> [WHAT YOU ARE ASKED TO DO]:
Exactly reproduce the lines that follow.

•••••

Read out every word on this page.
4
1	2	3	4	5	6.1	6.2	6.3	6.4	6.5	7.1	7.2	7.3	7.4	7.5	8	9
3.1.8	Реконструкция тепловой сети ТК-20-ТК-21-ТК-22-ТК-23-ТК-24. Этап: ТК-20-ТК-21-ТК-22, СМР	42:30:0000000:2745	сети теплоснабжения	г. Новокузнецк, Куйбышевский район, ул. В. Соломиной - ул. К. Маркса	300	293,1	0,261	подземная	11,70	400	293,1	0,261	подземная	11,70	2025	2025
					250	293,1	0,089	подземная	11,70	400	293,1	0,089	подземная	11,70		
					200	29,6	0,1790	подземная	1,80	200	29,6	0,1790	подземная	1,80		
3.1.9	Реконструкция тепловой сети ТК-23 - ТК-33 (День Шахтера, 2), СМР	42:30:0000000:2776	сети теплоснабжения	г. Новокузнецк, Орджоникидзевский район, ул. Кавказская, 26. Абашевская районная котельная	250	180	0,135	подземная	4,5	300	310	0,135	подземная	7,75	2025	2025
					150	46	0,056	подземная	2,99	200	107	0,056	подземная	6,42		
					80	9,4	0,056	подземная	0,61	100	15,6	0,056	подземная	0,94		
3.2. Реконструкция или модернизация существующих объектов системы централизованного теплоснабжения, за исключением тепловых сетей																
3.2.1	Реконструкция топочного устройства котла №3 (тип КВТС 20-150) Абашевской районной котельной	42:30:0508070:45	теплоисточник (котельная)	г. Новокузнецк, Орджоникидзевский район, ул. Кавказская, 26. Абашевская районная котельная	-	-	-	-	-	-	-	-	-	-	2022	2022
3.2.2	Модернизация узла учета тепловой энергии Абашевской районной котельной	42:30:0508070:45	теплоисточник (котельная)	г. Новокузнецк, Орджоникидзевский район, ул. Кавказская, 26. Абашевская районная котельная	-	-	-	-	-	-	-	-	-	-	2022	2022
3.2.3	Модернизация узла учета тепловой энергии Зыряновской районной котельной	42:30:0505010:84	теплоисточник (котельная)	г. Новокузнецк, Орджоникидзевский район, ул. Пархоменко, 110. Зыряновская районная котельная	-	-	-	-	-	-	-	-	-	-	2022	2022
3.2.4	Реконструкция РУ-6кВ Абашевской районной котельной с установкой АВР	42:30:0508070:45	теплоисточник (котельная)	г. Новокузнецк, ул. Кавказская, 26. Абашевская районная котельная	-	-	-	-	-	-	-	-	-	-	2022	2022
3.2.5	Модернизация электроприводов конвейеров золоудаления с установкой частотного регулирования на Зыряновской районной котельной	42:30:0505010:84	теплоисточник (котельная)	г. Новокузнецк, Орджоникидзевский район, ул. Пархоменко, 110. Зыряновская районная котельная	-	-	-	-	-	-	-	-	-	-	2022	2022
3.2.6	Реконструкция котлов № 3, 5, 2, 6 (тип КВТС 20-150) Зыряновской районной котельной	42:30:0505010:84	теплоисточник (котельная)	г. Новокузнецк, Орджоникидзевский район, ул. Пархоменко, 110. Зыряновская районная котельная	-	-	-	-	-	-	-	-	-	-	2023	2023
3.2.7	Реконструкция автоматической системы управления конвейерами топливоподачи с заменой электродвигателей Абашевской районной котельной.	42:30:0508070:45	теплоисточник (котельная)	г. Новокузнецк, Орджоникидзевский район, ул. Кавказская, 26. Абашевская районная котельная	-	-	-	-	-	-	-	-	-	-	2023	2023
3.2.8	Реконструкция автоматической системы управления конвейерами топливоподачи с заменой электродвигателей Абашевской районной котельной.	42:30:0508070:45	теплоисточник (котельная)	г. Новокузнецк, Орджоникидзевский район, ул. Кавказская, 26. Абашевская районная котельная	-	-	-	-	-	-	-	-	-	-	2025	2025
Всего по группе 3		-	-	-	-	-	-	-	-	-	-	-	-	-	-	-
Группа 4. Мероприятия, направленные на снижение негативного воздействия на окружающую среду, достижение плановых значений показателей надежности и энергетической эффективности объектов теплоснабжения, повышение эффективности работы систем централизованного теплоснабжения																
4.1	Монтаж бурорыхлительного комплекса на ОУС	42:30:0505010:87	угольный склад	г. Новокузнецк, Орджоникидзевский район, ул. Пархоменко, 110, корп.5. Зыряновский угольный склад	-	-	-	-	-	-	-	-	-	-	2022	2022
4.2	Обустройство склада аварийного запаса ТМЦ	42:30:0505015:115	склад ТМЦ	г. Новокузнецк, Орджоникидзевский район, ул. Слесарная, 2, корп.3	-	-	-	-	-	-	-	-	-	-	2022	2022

•••••

> [SOLUTION TO THIS TASK]:
Read out every word on this page.
4
1	2	3	4	5	6.1	6.2	6.3	6.4	6.5	7.1	7.2	7.3	7.4	7.5	8	9
3.1.8	Реконструкция тепловой сети ТК-20-ТК-21-ТК-22-ТК-23-ТК-24. Этап: ТК-20-ТК-21-ТК-22, СМР	42:30:0000000:2745	сети теплоснабжения	г. Новокузнецк, Куйбышевский район, ул. В. Соломиной - ул. К. Маркса	300	293,1	0,261	подземная	11,70	400	293,1	0,261	подземная	11,70	2025	2025
					250	293,1	0,089	подземная	11,70	400	293,1	0,089	подземная	11,70		
					200	29,6	0,1790	подземная	1,80	200	29,6	0,1790	подземная	1,80		
3.1.9	Реконструкция тепловой сети ТК-23 - ТК-33 (День Шахтера, 2), СМР	42:30:0000000:2776	сети теплоснабжения	г. Новокузнецк, Орджоникидзевский район, ул. Кавказская, 26. Абашевская районная котельная	250	180	0,135	подземная	4,5	300	310	0,135	подземная	7,75	2025	2025
					150	46	0,056	подземная	2,99	200	107	0,056	подземная	6,42		
					80	9,4	0,056	подземная	0,61	100	15,6	0,056	подземная	0,94		
3.2. Реконструкция или модернизация существующих объектов системы централизованного теплоснабжения, за исключением тепловых сетей																
3.2.1	Реконструкция топочного устройства котла №3 (тип КВТС 20-150) Абашевской районной котельной	42:30:0508070:45	теплоисточник (котельная)	г. Новокузнецк, Орджоникидзевский район, ул. Кавказская, 26. Абашевская районная котельная	-	-	-	-	-	-	-	-	-	-	2022	2022
3.2.2	Модернизация узла учета тепловой энергии Абашевской районной котельной	42:30:0508070:45	теплоисточник (котельная)	г. Новокузнецк, Орджоникидзевский район, ул. Кавказская, 26. Абашевская районная котельная	-	-	-	-	-	-	-	-	-	-	2022	2022
3.2.3	Модернизация узла учета тепловой энергии Зыряновской районной котельной	42:30:0505010:84	теплоисточник (котельная)	г. Новокузнецк, Орджоникидзевский район, ул. Пархоменко, 110. Зыряновская районная котельная	-	-	-	-	-	-	-	-	-	-	2022	2022
3.2.4	Реконструкция РУ-6кВ Абашевской районной котельной с установкой АВР	42:30:0508070:45	теплоисточник (котельная)	г. Новокузнецк, ул. Кавказская, 26. Абашевская районная котельная	-	-	-	-	-	-	-	-	-	-	2022	2022
3.2.5	Модернизация электроприводов конвейеров золоудаления с установкой частотного регулирования на Зыряновской районной котельной	42:30:0505010:84	теплоисточник (котельная)	г. Новокузнецк, Орджоникидзевский район, ул. Пархоменко, 110. Зыряновская районная котельная	-	-	-	-	-	-	-	-	-	-	2022	2022
3.2.6	Реконструкция котлов № 3, 5, 2, 6 (тип КВТС 20-150) Зыряновской районной котельной	42:30:0505010:84	теплоисточник (котельная)	г. Новокузнецк, Орджоникидзевский район, ул. Пархоменко, 110. Зыряновская районная котельная	-	-	-	-	-	-	-	-	-	-	2023	2023
3.2.7	Реконструкция автоматической системы управления конвейерами топливоподачи с заменой электродвигателей Абашевской районной котельной.	42:30:0508070:45	теплоисточник (котельная)	г. Новокузнецк, Орджоникидзевский район, ул. Кавказская, 26. Абашевская районная котельная	-	-	-	-	-	-	-	-	-	-	2023	2023
3.2.8	Реконструкция автоматической системы управления конвейерами топливоподачи с заменой электродвигателей Абашевской районной котельной.	42:30:0508070:45	теплоисточник (котельная)	г. Новокузнецк, Орджоникидзевский район, ул. Кавказская, 26. Абашевская районная котельная	-	-	-	-	-	-	-	-	-	-	2025	2025
Всего по группе 3		-	-	-	-	-	-	-	-	-	-	-	-	-	-	-
Группа 4. Мероприятия, направленные на снижение негативного воздействия на окружающую среду, достижение плановых значений показателей надежности и энергетической эффективности объектов теплоснабжения, повышение эффективности работы систем централизованного теплоснабжения																
4.1	Монтаж бурорыхлительного комплекса на ОУС	42:30:0505010:87	угольный склад	г. Новокузнецк, Орджоникидзевский район, ул. Пархоменко, 110, корп.5. Зыряновский угольный склад	-	-	-	-	-	-	-	-	-	-	2022	2022
4.2	Обустройство склада аварийного запаса ТМЦ	42:30:0505015:115	склад ТМЦ	г. Новокузнецк, Орджоникидзевский район, ул. Слесарная, 2, корп.3	-	-	-	-	-	-	-	-	-	-	2022	2022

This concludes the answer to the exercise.